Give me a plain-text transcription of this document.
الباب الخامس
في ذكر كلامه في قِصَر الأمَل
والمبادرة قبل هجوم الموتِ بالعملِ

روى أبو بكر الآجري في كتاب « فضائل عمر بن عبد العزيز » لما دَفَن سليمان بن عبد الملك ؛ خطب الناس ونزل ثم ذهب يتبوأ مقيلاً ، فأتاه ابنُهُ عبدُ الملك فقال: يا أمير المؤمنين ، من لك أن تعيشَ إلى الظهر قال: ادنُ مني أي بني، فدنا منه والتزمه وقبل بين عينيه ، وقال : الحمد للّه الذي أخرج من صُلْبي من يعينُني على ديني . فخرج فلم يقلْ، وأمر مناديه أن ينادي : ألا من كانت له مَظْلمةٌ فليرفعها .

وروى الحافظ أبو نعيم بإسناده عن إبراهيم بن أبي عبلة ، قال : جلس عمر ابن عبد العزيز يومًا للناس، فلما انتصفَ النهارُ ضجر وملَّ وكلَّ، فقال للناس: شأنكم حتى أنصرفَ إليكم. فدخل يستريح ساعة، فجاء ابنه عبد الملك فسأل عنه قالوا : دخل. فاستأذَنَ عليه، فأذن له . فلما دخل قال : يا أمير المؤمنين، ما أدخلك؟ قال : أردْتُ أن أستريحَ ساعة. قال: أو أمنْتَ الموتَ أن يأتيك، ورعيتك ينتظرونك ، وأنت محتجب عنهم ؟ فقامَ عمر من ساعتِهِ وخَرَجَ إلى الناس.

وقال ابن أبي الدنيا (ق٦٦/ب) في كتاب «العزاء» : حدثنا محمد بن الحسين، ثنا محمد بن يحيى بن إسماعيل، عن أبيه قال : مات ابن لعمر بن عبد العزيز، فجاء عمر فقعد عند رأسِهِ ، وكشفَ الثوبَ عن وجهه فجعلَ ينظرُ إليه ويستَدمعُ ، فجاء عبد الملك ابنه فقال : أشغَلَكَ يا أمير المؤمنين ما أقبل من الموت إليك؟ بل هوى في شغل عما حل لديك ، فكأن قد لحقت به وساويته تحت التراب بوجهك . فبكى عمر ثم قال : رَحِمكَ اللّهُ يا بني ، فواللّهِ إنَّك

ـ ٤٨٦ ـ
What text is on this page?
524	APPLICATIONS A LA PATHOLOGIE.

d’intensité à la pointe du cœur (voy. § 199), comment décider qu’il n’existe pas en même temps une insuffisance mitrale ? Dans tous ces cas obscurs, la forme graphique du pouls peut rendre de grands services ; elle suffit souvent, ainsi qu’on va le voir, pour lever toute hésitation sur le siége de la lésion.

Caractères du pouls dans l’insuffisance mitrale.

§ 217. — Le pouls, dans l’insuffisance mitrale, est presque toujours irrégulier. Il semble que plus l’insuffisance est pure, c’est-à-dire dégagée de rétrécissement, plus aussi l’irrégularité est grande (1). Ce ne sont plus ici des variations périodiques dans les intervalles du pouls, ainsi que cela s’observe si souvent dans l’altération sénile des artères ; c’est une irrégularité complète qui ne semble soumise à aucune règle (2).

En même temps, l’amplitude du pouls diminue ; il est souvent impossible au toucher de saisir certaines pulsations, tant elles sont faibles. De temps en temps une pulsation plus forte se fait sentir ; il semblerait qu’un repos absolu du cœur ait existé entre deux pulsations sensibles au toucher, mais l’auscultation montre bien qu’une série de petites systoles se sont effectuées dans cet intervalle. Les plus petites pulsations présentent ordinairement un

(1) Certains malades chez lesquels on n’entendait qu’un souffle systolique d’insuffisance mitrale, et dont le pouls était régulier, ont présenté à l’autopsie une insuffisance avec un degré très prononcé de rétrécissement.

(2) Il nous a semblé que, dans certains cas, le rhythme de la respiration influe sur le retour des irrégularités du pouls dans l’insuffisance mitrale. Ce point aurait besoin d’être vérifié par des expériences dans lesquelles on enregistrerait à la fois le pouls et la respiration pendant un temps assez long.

□ □ □ □

• Stated problem
Your answer should be a single number: the count of lines that contain "this".

• Worked solution
2